- Written problem -
List the lines of this listing that hold the word "COVID".

(Recorded data)
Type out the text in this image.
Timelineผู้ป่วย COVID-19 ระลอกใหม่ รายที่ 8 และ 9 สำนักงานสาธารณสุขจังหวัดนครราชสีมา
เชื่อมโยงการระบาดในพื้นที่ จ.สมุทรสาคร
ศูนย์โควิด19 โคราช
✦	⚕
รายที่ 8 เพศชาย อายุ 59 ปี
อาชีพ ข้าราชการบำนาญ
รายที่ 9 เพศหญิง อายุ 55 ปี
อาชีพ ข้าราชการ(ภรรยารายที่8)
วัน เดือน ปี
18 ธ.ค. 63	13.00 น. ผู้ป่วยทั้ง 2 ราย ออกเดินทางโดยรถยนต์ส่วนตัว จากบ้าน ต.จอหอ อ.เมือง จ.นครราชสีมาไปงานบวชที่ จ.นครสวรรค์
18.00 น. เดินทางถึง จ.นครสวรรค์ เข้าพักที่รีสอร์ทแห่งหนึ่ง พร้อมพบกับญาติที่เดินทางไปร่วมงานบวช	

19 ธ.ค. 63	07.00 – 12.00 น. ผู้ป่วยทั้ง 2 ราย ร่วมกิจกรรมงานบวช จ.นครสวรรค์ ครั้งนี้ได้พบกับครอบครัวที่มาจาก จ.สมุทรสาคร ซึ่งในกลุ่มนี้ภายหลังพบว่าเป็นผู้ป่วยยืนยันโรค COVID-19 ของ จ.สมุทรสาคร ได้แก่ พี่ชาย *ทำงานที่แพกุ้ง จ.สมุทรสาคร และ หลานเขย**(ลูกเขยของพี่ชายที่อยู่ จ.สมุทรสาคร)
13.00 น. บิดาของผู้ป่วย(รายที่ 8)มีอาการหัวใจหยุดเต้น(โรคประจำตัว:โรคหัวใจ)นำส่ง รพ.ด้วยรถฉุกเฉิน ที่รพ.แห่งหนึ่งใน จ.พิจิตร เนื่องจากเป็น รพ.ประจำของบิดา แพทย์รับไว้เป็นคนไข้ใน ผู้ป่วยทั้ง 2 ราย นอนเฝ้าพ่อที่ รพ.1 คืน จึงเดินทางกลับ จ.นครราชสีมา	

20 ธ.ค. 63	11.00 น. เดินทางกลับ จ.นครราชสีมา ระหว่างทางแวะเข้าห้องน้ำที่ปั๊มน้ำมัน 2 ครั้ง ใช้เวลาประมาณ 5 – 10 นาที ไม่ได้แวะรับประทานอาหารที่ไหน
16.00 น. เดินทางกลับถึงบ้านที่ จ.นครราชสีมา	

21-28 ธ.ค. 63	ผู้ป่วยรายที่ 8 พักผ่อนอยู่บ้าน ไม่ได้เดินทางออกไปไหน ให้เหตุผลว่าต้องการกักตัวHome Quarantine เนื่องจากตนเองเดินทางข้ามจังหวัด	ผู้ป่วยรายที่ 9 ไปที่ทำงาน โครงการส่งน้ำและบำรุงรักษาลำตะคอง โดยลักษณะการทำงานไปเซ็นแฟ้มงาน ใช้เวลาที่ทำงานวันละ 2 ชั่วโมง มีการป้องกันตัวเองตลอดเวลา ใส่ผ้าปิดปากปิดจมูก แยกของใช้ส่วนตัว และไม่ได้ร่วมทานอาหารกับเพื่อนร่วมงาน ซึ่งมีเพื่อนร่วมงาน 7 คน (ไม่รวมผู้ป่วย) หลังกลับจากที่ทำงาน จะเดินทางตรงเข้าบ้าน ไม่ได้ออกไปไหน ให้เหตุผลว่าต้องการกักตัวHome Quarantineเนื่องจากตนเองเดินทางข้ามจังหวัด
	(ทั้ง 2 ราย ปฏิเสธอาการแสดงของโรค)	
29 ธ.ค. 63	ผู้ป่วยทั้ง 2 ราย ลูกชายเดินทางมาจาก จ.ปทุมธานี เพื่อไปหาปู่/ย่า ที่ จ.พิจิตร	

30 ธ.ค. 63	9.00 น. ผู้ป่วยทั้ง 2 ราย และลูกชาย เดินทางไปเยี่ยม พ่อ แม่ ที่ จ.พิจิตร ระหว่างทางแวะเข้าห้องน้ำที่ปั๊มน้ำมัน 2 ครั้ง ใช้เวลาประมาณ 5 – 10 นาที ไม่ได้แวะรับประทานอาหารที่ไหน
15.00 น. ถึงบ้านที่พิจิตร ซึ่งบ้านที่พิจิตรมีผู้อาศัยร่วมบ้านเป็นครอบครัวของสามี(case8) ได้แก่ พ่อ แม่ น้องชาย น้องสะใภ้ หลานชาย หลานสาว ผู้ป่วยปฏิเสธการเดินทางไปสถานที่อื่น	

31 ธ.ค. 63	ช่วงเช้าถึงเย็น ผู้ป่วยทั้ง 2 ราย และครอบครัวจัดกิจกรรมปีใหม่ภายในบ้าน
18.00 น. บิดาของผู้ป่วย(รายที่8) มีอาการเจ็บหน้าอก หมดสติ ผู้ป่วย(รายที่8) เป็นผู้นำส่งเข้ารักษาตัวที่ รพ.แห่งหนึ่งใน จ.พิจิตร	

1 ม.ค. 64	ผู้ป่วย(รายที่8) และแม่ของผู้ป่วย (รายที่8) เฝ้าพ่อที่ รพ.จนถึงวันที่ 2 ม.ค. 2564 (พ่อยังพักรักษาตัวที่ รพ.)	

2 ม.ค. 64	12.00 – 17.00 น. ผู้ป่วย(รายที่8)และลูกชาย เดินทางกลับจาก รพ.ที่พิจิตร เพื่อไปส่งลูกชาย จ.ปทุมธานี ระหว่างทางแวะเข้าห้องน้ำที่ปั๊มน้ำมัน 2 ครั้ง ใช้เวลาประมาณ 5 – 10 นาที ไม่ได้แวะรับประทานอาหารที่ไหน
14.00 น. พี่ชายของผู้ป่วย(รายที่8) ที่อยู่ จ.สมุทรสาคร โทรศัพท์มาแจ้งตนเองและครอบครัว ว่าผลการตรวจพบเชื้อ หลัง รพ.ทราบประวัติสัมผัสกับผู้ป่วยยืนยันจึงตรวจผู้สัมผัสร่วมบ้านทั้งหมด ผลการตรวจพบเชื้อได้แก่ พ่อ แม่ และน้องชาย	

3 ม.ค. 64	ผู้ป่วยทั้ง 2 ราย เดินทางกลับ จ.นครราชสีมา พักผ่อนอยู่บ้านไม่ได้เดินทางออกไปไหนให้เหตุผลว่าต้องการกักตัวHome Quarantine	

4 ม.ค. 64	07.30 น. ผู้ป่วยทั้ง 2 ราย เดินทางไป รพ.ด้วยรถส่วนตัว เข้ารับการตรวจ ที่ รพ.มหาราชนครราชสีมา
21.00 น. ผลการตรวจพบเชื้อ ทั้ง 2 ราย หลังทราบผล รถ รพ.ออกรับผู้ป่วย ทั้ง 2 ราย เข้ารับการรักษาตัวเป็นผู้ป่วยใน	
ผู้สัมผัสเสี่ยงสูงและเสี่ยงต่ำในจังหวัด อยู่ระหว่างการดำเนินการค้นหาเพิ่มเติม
...
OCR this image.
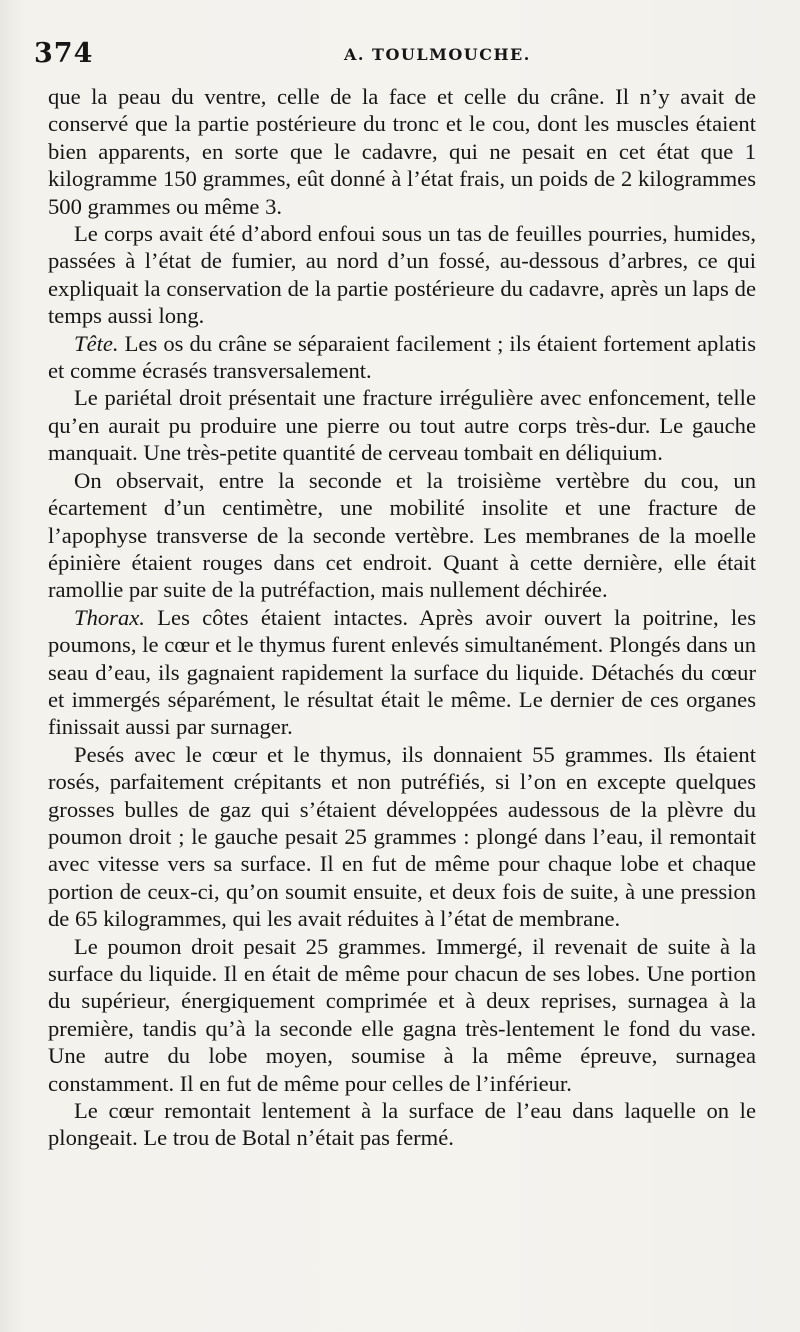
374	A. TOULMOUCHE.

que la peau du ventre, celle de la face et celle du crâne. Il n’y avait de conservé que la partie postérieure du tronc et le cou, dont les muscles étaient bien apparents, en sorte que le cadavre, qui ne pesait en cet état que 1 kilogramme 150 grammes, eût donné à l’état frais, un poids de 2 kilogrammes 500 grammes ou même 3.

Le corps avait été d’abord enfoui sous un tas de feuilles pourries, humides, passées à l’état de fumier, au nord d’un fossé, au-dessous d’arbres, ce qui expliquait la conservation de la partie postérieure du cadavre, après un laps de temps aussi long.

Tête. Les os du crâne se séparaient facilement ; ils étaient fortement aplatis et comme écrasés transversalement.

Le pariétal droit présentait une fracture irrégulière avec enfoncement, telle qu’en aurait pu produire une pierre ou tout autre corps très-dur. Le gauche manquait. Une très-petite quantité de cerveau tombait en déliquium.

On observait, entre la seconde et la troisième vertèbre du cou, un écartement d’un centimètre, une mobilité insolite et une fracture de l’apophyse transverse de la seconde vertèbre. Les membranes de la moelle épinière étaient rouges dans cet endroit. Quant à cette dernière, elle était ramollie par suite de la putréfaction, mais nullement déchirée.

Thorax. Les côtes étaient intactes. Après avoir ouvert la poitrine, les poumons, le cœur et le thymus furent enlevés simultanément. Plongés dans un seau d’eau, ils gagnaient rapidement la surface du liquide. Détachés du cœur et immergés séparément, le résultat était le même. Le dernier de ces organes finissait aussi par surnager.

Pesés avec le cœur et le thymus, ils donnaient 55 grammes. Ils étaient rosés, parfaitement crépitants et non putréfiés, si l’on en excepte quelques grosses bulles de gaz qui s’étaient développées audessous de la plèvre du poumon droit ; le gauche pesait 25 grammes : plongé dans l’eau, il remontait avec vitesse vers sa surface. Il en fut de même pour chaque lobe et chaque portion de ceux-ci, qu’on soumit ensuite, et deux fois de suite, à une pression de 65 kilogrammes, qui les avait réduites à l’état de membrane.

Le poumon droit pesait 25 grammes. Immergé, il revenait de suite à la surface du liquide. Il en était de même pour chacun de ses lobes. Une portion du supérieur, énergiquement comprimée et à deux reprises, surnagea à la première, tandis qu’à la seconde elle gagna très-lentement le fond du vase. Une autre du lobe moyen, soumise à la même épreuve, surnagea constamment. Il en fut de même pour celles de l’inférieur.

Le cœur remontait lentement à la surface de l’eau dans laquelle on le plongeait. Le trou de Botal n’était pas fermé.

- Completed exercise -
Timelineผู้ป่วย COVID-19 ระลอกใหม่ รายที่ 8 และ 9 สำนักงานสาธารณสุขจังหวัดนครราชสีมา
19 ธ.ค. 63	07.00 – 12.00 น. ผู้ป่วยทั้ง 2 ราย ร่วมกิจกรรมงานบวช จ.นครสวรรค์ ครั้งนี้ได้พบกับครอบครัวที่มาจาก จ.สมุทรสาคร ซึ่งในกลุ่มนี้ภายหลังพบว่าเป็นผู้ป่วยยืนยันโรค COVID-19 ของ จ.สมุทรสาคร ได้แก่ พี่ชาย *ทำงานที่แพกุ้ง จ.สมุทรสาคร และ หลานเขย**(ลูกเขยของพี่ชายที่อยู่ จ.สมุทรสาคร)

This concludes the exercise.